- **Description of the task**:
Print the entire listing. Each line must match the original exactly.

-- Start of Material for the task --

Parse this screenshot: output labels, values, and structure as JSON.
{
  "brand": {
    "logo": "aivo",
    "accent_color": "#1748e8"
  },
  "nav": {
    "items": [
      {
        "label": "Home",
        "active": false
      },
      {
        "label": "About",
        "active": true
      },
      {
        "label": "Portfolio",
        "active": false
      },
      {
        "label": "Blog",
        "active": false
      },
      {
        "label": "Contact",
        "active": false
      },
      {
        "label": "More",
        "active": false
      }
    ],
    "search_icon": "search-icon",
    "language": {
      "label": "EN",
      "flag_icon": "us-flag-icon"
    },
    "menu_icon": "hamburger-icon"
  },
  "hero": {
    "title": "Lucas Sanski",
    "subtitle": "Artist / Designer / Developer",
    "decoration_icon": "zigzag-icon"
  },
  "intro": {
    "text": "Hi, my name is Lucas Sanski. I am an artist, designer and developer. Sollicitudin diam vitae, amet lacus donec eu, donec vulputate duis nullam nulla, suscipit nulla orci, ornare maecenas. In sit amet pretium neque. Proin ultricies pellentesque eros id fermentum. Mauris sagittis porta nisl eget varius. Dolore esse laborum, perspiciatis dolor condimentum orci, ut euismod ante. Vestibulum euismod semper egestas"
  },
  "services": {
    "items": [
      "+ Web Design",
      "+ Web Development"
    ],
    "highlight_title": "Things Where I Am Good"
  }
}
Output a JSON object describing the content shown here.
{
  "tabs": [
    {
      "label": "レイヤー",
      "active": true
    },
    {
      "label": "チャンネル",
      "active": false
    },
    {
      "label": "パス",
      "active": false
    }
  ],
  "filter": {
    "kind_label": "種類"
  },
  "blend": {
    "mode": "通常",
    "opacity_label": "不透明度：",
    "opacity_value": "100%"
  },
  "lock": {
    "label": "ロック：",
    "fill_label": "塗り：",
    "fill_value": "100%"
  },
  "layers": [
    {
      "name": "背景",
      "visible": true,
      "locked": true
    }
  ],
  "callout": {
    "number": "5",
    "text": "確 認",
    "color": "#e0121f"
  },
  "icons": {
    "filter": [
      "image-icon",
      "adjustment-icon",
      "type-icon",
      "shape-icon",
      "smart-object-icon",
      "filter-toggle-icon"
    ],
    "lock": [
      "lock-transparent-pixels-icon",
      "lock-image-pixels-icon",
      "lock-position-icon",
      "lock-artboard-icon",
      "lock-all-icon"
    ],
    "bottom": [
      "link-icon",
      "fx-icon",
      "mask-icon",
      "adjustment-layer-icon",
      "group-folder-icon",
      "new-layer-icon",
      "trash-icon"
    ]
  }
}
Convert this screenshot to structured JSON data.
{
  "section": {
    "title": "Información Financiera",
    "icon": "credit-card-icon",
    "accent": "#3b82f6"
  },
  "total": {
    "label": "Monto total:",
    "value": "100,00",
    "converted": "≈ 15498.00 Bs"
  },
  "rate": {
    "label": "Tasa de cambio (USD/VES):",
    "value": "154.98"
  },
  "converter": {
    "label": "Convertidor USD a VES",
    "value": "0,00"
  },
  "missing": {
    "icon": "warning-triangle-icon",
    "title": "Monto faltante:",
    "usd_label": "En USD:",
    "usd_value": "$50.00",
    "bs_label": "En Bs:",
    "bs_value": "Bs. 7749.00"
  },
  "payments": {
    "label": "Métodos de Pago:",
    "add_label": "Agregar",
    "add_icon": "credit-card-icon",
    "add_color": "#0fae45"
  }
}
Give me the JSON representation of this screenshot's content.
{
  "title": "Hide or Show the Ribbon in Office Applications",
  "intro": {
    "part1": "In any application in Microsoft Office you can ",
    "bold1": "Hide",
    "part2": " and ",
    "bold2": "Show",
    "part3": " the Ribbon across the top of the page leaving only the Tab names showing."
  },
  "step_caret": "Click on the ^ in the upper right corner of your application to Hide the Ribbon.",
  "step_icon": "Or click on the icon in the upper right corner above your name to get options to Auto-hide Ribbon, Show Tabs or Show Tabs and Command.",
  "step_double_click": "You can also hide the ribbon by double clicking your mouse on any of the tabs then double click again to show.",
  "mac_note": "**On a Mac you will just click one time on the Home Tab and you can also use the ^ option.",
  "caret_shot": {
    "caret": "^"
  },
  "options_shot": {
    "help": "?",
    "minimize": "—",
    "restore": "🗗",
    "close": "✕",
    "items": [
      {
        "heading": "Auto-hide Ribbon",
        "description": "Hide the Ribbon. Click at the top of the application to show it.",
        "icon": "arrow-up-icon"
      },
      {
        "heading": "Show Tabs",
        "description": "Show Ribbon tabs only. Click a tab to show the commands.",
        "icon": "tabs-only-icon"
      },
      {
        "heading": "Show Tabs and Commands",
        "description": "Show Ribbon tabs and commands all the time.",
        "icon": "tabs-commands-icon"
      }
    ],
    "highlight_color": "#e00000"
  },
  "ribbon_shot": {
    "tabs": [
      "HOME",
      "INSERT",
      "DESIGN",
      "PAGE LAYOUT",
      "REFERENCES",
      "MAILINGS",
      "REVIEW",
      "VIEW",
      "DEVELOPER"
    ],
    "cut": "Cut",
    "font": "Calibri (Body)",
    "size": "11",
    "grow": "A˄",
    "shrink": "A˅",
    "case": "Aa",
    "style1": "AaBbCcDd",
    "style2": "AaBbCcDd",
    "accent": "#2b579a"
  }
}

-- End of Material for the task --

- **Solution**:
Parse this screenshot: output labels, values, and structure as JSON.
{
  "brand": {
    "logo": "aivo",
    "accent_color": "#1748e8"
  },
  "nav": {
    "items": [
      {
        "label": "Home",
        "active": false
      },
      {
        "label": "About",
        "active": true
      },
      {
        "label": "Portfolio",
        "active": false
      },
      {
        "label": "Blog",
        "active": false
      },
      {
        "label": "Contact",
        "active": false
      },
      {
        "label": "More",
        "active": false
      }
    ],
    "search_icon": "search-icon",
    "language": {
      "label": "EN",
      "flag_icon": "us-flag-icon"
    },
    "menu_icon": "hamburger-icon"
  },
  "hero": {
    "title": "Lucas Sanski",
    "subtitle": "Artist / Designer / Developer",
    "decoration_icon": "zigzag-icon"
  },
  "intro": {
    "text": "Hi, my name is Lucas Sanski. I am an artist, designer and developer. Sollicitudin diam vitae, amet lacus donec eu, donec vulputate duis nullam nulla, suscipit nulla orci, ornare maecenas. In sit amet pretium neque. Proin ultricies pellentesque eros id fermentum. Mauris sagittis porta nisl eget varius. Dolore esse laborum, perspiciatis dolor condimentum orci, ut euismod ante. Vestibulum euismod semper egestas"
  },
  "services": {
    "items": [
      "+ Web Design",
      "+ Web Development"
    ],
    "highlight_title": "Things Where I Am Good"
  }
}
Output a JSON object describing the content shown here.
{
  "tabs": [
    {
      "label": "レイヤー",
      "active": true
    },
    {
      "label": "チャンネル",
      "active": false
    },
    {
      "label": "パス",
      "active": false
    }
  ],
  "filter": {
    "kind_label": "種類"
  },
  "blend": {
    "mode": "通常",
    "opacity_label": "不透明度：",
    "opacity_value": "100%"
  },
  "lock": {
    "label": "ロック：",
    "fill_label": "塗り：",
    "fill_value": "100%"
  },
  "layers": [
    {
      "name": "背景",
      "visible": true,
      "locked": true
    }
  ],
  "callout": {
    "number": "5",
    "text": "確 認",
    "color": "#e0121f"
  },
  "icons": {
    "filter": [
      "image-icon",
      "adjustment-icon",
      "type-icon",
      "shape-icon",
      "smart-object-icon",
      "filter-toggle-icon"
    ],
    "lock": [
      "lock-transparent-pixels-icon",
      "lock-image-pixels-icon",
      "lock-position-icon",
      "lock-artboard-icon",
      "lock-all-icon"
    ],
    "bottom": [
      "link-icon",
      "fx-icon",
      "mask-icon",
      "adjustment-layer-icon",
      "group-folder-icon",
      "new-layer-icon",
      "trash-icon"
    ]
  }
}
Convert this screenshot to structured JSON data.
{
  "section": {
    "title": "Información Financiera",
    "icon": "credit-card-icon",
    "accent": "#3b82f6"
  },
  "total": {
    "label": "Monto total:",
    "value": "100,00",
    "converted": "≈ 15498.00 Bs"
  },
  "rate": {
    "label": "Tasa de cambio (USD/VES):",
    "value": "154.98"
  },
  "converter": {
    "label": "Convertidor USD a VES",
    "value": "0,00"
  },
  "missing": {
    "icon": "warning-triangle-icon",
    "title": "Monto faltante:",
    "usd_label": "En USD:",
    "usd_value": "$50.00",
    "bs_label": "En Bs:",
    "bs_value": "Bs. 7749.00"
  },
  "payments": {
    "label": "Métodos de Pago:",
    "add_label": "Agregar",
    "add_icon": "credit-card-icon",
    "add_color": "#0fae45"
  }
}
Give me the JSON representation of this screenshot's content.
{
  "title": "Hide or Show the Ribbon in Office Applications",
  "intro": {
    "part1": "In any application in Microsoft Office you can ",
    "bold1": "Hide",
    "part2": " and ",
    "bold2": "Show",
    "part3": " the Ribbon across the top of the page leaving only the Tab names showing."
  },
  "step_caret": "Click on the ^ in the upper right corner of your application to Hide the Ribbon.",
  "step_icon": "Or click on the icon in the upper right corner above your name to get options to Auto-hide Ribbon, Show Tabs or Show Tabs and Command.",
  "step_double_click": "You can also hide the ribbon by double clicking your mouse on any of the tabs then double click again to show.",
  "mac_note": "**On a Mac you will just click one time on the Home Tab and you can also use the ^ option.",
  "caret_shot": {
    "caret": "^"
  },
  "options_shot": {
    "help": "?",
    "minimize": "—",
    "restore": "🗗",
    "close": "✕",
    "items": [
      {
        "heading": "Auto-hide Ribbon",
        "description": "Hide the Ribbon. Click at the top of the application to show it.",
        "icon": "arrow-up-icon"
      },
      {
        "heading": "Show Tabs",
        "description": "Show Ribbon tabs only. Click a tab to show the commands.",
        "icon": "tabs-only-icon"
      },
      {
        "heading": "Show Tabs and Commands",
        "description": "Show Ribbon tabs and commands all the time.",
        "icon": "tabs-commands-icon"
      }
    ],
    "highlight_color": "#e00000"
  },
  "ribbon_shot": {
    "tabs": [
      "HOME",
      "INSERT",
      "DESIGN",
      "PAGE LAYOUT",
      "REFERENCES",
      "MAILINGS",
      "REVIEW",
      "VIEW",
      "DEVELOPER"
    ],
    "cut": "Cut",
    "font": "Calibri (Body)",
    "size": "11",
    "grow": "A˄",
    "shrink": "A˅",
    "case": "Aa",
    "style1": "AaBbCcDd",
    "style2": "AaBbCcDd",
    "accent": "#2b579a"
  }
}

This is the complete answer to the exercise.